##### Data entries
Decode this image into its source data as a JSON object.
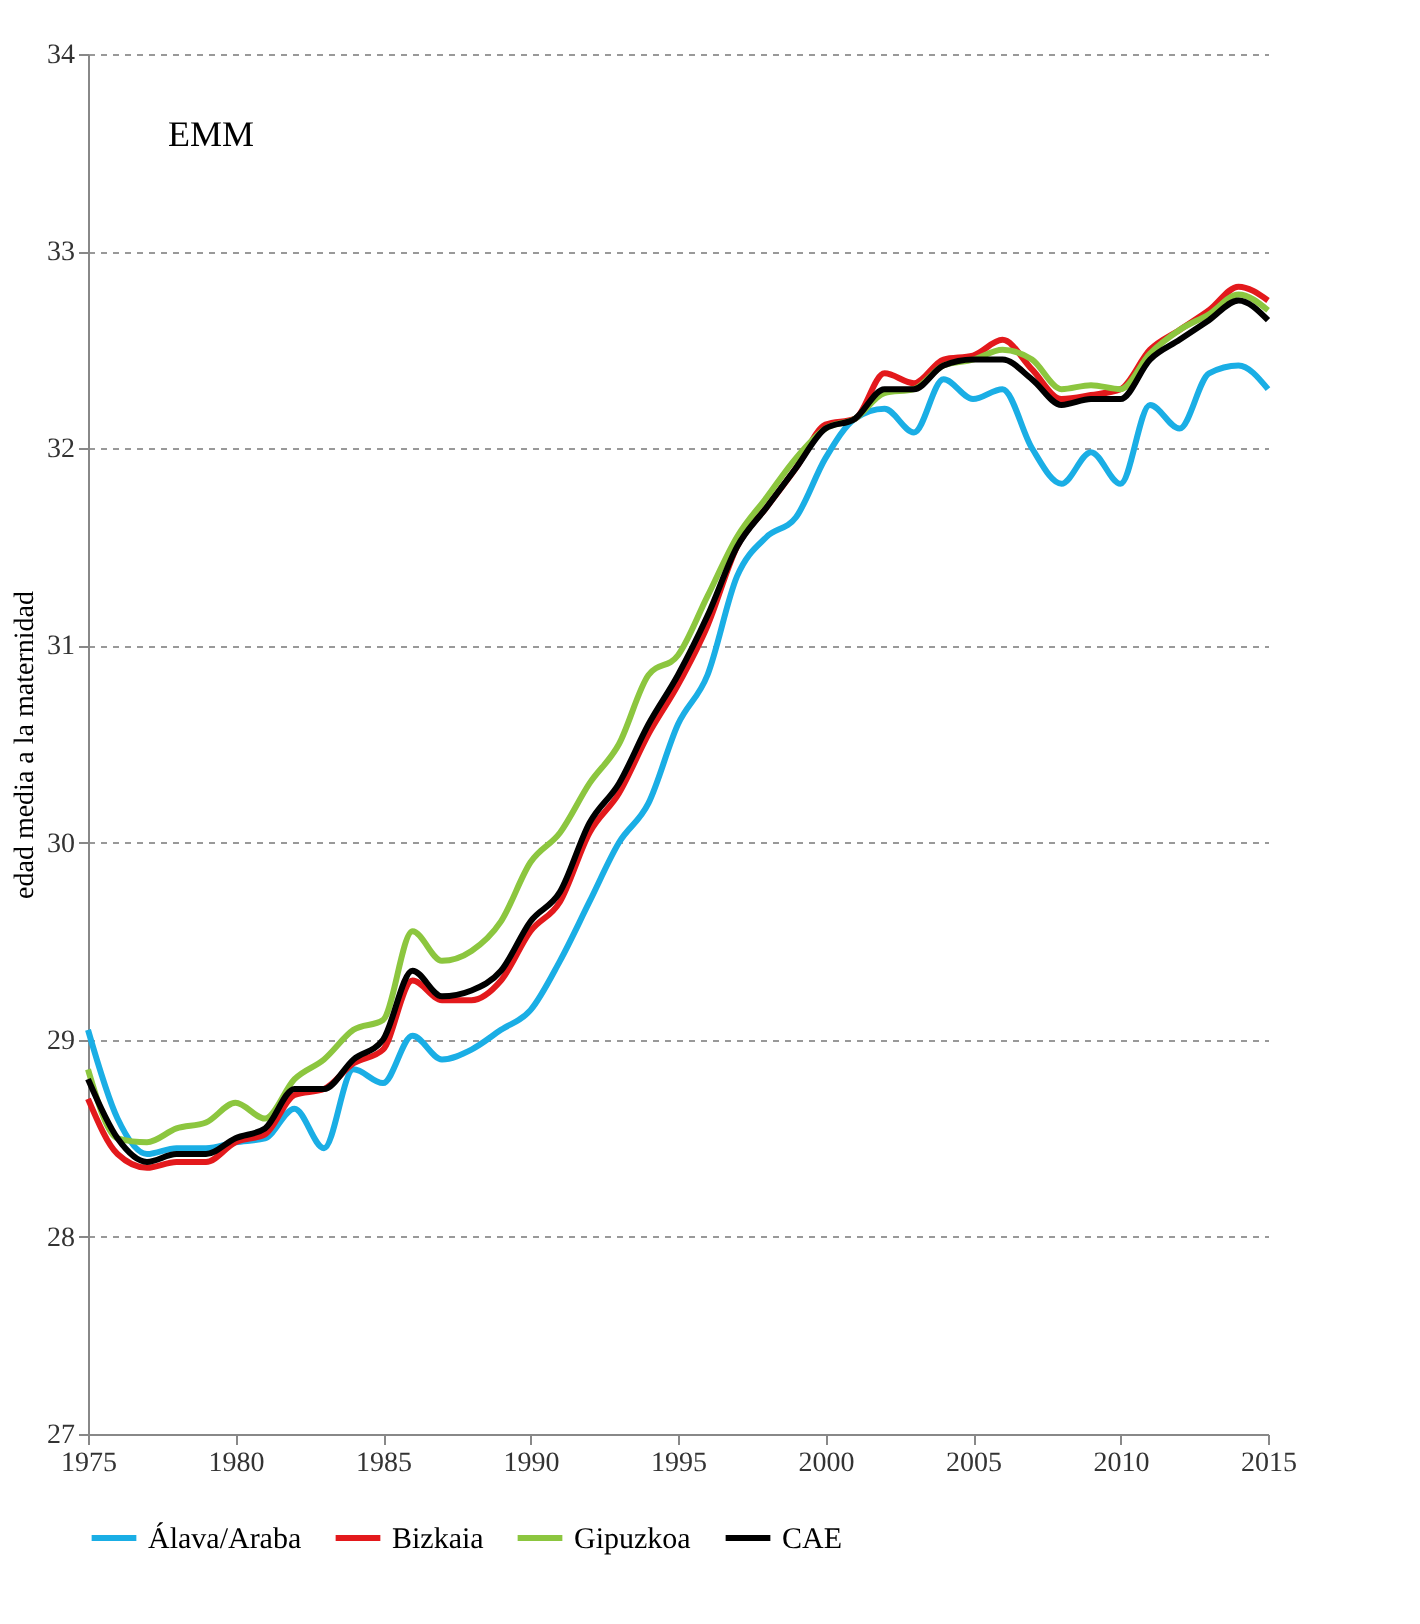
{
  "chart_data": {
    "type": "line",
    "ylabel": "edad media a la maternidad",
    "annotations": [
      "EMM"
    ],
    "x": [
      1975,
      1976,
      1977,
      1978,
      1979,
      1980,
      1981,
      1982,
      1983,
      1984,
      1985,
      1986,
      1987,
      1988,
      1989,
      1990,
      1991,
      1992,
      1993,
      1994,
      1995,
      1996,
      1997,
      1998,
      1999,
      2000,
      2001,
      2002,
      2003,
      2004,
      2005,
      2006,
      2007,
      2008,
      2009,
      2010,
      2011,
      2012,
      2013,
      2014,
      2015
    ],
    "series": [
      {
        "name": "Álava/Araba",
        "color": "#1aaee5",
        "values": [
          29.05,
          28.6,
          28.42,
          28.45,
          28.45,
          28.48,
          28.5,
          28.65,
          28.45,
          28.85,
          28.78,
          29.02,
          28.9,
          28.95,
          29.05,
          29.15,
          29.4,
          29.7,
          30.0,
          30.2,
          30.6,
          30.85,
          31.35,
          31.55,
          31.65,
          31.95,
          32.15,
          32.2,
          32.08,
          32.35,
          32.25,
          32.3,
          32.0,
          31.82,
          31.98,
          31.82,
          32.22,
          32.1,
          32.38,
          32.42,
          32.3
        ]
      },
      {
        "name": "Bizkaia",
        "color": "#e3191c",
        "values": [
          28.7,
          28.42,
          28.35,
          28.38,
          28.38,
          28.48,
          28.52,
          28.72,
          28.75,
          28.88,
          28.95,
          29.3,
          29.2,
          29.2,
          29.3,
          29.55,
          29.7,
          30.05,
          30.25,
          30.55,
          30.8,
          31.1,
          31.5,
          31.7,
          31.9,
          32.12,
          32.15,
          32.38,
          32.33,
          32.45,
          32.47,
          32.55,
          32.4,
          32.25,
          32.27,
          32.3,
          32.5,
          32.6,
          32.7,
          32.82,
          32.75
        ]
      },
      {
        "name": "Gipuzkoa",
        "color": "#8cc63f",
        "values": [
          28.85,
          28.5,
          28.48,
          28.55,
          28.58,
          28.68,
          28.6,
          28.8,
          28.9,
          29.05,
          29.1,
          29.55,
          29.4,
          29.45,
          29.6,
          29.9,
          30.05,
          30.3,
          30.5,
          30.85,
          30.95,
          31.25,
          31.55,
          31.75,
          31.95,
          32.1,
          32.15,
          32.28,
          32.3,
          32.42,
          32.45,
          32.5,
          32.45,
          32.3,
          32.32,
          32.3,
          32.48,
          32.6,
          32.68,
          32.78,
          32.7
        ]
      },
      {
        "name": "CAE",
        "color": "#000000",
        "values": [
          28.8,
          28.5,
          28.38,
          28.42,
          28.42,
          28.5,
          28.55,
          28.75,
          28.75,
          28.9,
          29.0,
          29.35,
          29.22,
          29.25,
          29.35,
          29.6,
          29.75,
          30.1,
          30.3,
          30.6,
          30.85,
          31.15,
          31.5,
          31.7,
          31.9,
          32.1,
          32.15,
          32.3,
          32.3,
          32.42,
          32.45,
          32.45,
          32.35,
          32.22,
          32.25,
          32.25,
          32.45,
          32.55,
          32.65,
          32.75,
          32.65
        ]
      }
    ],
    "xlim": [
      1975,
      2015
    ],
    "xticks": [
      1975,
      1980,
      1985,
      1990,
      1995,
      2000,
      2005,
      2010,
      2015
    ],
    "ylim": [
      27,
      34
    ],
    "yticks": [
      27,
      28,
      29,
      30,
      31,
      32,
      33,
      34
    ],
    "grid": "y",
    "legend": "bottom",
    "marker": "none",
    "line_style": "solid"
  }
}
##########
# Task brief
Every line in the data that holds "name" should be copied out.

# Output of the task
        "name": "Álava/Araba",
        "name": "Bizkaia",
        "name": "Gipuzkoa",
        "name": "CAE",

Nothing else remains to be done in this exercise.